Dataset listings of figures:
# # #

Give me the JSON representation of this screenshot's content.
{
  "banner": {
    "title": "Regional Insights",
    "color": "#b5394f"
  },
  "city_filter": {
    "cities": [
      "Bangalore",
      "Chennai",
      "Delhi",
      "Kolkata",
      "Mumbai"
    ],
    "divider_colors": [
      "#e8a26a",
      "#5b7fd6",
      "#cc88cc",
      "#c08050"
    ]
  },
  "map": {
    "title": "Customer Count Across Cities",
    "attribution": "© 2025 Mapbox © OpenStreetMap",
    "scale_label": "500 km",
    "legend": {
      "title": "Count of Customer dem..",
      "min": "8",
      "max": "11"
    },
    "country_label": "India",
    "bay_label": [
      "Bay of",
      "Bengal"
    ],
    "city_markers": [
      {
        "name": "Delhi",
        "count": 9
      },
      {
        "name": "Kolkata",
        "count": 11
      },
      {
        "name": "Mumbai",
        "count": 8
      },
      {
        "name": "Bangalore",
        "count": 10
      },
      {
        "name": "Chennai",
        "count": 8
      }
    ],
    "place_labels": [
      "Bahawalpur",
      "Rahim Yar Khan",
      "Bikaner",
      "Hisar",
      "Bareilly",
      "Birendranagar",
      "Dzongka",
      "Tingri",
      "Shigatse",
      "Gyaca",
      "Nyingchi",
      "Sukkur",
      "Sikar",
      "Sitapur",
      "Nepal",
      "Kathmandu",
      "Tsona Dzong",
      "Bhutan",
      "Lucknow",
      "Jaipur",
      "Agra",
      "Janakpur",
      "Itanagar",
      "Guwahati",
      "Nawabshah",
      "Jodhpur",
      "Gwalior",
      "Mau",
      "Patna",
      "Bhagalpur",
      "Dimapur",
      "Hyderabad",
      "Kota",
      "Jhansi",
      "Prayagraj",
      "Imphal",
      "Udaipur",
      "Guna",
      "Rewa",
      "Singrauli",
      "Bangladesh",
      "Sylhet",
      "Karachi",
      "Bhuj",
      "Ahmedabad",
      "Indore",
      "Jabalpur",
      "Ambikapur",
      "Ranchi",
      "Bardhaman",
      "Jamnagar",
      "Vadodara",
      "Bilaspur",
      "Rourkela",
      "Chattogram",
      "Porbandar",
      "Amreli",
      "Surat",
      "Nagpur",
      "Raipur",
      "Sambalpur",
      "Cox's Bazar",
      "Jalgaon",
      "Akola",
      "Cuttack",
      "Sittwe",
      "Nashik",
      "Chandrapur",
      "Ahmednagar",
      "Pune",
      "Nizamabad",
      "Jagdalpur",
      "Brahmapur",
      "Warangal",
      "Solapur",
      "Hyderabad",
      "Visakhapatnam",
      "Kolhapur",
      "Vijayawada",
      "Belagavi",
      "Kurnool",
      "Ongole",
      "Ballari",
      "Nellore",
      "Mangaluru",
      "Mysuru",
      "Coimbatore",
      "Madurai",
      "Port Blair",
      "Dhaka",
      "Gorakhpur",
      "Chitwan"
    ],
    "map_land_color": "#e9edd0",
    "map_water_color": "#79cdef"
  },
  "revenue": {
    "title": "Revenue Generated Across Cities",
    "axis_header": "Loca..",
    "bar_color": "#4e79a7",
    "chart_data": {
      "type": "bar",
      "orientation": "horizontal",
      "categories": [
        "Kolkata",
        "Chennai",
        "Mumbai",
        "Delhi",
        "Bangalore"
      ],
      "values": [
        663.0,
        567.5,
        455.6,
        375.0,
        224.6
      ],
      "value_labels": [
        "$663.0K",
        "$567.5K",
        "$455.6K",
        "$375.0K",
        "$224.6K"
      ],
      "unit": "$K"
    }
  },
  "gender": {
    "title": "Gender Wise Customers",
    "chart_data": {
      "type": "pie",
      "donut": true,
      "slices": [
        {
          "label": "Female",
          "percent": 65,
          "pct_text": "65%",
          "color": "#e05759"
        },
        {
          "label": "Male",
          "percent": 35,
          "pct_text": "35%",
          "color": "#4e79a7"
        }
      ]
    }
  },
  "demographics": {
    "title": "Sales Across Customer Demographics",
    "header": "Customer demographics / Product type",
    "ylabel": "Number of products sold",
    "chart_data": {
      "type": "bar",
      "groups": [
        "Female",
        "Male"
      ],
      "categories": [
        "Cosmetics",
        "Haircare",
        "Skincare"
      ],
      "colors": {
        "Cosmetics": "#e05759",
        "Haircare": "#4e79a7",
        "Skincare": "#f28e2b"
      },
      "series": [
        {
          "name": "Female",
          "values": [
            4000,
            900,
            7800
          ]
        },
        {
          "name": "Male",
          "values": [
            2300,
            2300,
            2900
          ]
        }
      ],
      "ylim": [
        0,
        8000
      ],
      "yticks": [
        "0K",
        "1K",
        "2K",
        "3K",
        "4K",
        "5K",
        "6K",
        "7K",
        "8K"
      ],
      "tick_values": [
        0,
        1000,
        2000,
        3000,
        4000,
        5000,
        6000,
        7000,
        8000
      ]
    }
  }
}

# # #

Give an exact repetition of all the material.

Give me the JSON representation of this screenshot's content.
{
  "banner": {
    "title": "Regional Insights",
    "color": "#b5394f"
  },
  "city_filter": {
    "cities": [
      "Bangalore",
      "Chennai",
      "Delhi",
      "Kolkata",
      "Mumbai"
    ],
    "divider_colors": [
      "#e8a26a",
      "#5b7fd6",
      "#cc88cc",
      "#c08050"
    ]
  },
  "map": {
    "title": "Customer Count Across Cities",
    "attribution": "© 2025 Mapbox © OpenStreetMap",
    "scale_label": "500 km",
    "legend": {
      "title": "Count of Customer dem..",
      "min": "8",
      "max": "11"
    },
    "country_label": "India",
    "bay_label": [
      "Bay of",
      "Bengal"
    ],
    "city_markers": [
      {
        "name": "Delhi",
        "count": 9
      },
      {
        "name": "Kolkata",
        "count": 11
      },
      {
        "name": "Mumbai",
        "count": 8
      },
      {
        "name": "Bangalore",
        "count": 10
      },
      {
        "name": "Chennai",
        "count": 8
      }
    ],
    "place_labels": [
      "Bahawalpur",
      "Rahim Yar Khan",
      "Bikaner",
      "Hisar",
      "Bareilly",
      "Birendranagar",
      "Dzongka",
      "Tingri",
      "Shigatse",
      "Gyaca",
      "Nyingchi",
      "Sukkur",
      "Sikar",
      "Sitapur",
      "Nepal",
      "Kathmandu",
      "Tsona Dzong",
      "Bhutan",
      "Lucknow",
      "Jaipur",
      "Agra",
      "Janakpur",
      "Itanagar",
      "Guwahati",
      "Nawabshah",
      "Jodhpur",
      "Gwalior",
      "Mau",
      "Patna",
      "Bhagalpur",
      "Dimapur",
      "Hyderabad",
      "Kota",
      "Jhansi",
      "Prayagraj",
      "Imphal",
      "Udaipur",
      "Guna",
      "Rewa",
      "Singrauli",
      "Bangladesh",
      "Sylhet",
      "Karachi",
      "Bhuj",
      "Ahmedabad",
      "Indore",
      "Jabalpur",
      "Ambikapur",
      "Ranchi",
      "Bardhaman",
      "Jamnagar",
      "Vadodara",
      "Bilaspur",
      "Rourkela",
      "Chattogram",
      "Porbandar",
      "Amreli",
      "Surat",
      "Nagpur",
      "Raipur",
      "Sambalpur",
      "Cox's Bazar",
      "Jalgaon",
      "Akola",
      "Cuttack",
      "Sittwe",
      "Nashik",
      "Chandrapur",
      "Ahmednagar",
      "Pune",
      "Nizamabad",
      "Jagdalpur",
      "Brahmapur",
      "Warangal",
      "Solapur",
      "Hyderabad",
      "Visakhapatnam",
      "Kolhapur",
      "Vijayawada",
      "Belagavi",
      "Kurnool",
      "Ongole",
      "Ballari",
      "Nellore",
      "Mangaluru",
      "Mysuru",
      "Coimbatore",
      "Madurai",
      "Port Blair",
      "Dhaka",
      "Gorakhpur",
      "Chitwan"
    ],
    "map_land_color": "#e9edd0",
    "map_water_color": "#79cdef"
  },
  "revenue": {
    "title": "Revenue Generated Across Cities",
    "axis_header": "Loca..",
    "bar_color": "#4e79a7",
    "chart_data": {
      "type": "bar",
      "orientation": "horizontal",
      "categories": [
        "Kolkata",
        "Chennai",
        "Mumbai",
        "Delhi",
        "Bangalore"
      ],
      "values": [
        663.0,
        567.5,
        455.6,
        375.0,
        224.6
      ],
      "value_labels": [
        "$663.0K",
        "$567.5K",
        "$455.6K",
        "$375.0K",
        "$224.6K"
      ],
      "unit": "$K"
    }
  },
  "gender": {
    "title": "Gender Wise Customers",
    "chart_data": {
      "type": "pie",
      "donut": true,
      "slices": [
        {
          "label": "Female",
          "percent": 65,
          "pct_text": "65%",
          "color": "#e05759"
        },
        {
          "label": "Male",
          "percent": 35,
          "pct_text": "35%",
          "color": "#4e79a7"
        }
      ]
    }
  },
  "demographics": {
    "title": "Sales Across Customer Demographics",
    "header": "Customer demographics / Product type",
    "ylabel": "Number of products sold",
    "chart_data": {
      "type": "bar",
      "groups": [
        "Female",
        "Male"
      ],
      "categories": [
        "Cosmetics",
        "Haircare",
        "Skincare"
      ],
      "colors": {
        "Cosmetics": "#e05759",
        "Haircare": "#4e79a7",
        "Skincare": "#f28e2b"
      },
      "series": [
        {
          "name": "Female",
          "values": [
            4000,
            900,
            7800
          ]
        },
        {
          "name": "Male",
          "values": [
            2300,
            2300,
            2900
          ]
        }
      ],
      "ylim": [
        0,
        8000
      ],
      "yticks": [
        "0K",
        "1K",
        "2K",
        "3K",
        "4K",
        "5K",
        "6K",
        "7K",
        "8K"
      ],
      "tick_values": [
        0,
        1000,
        2000,
        3000,
        4000,
        5000,
        6000,
        7000,
        8000
      ]
    }
  }
}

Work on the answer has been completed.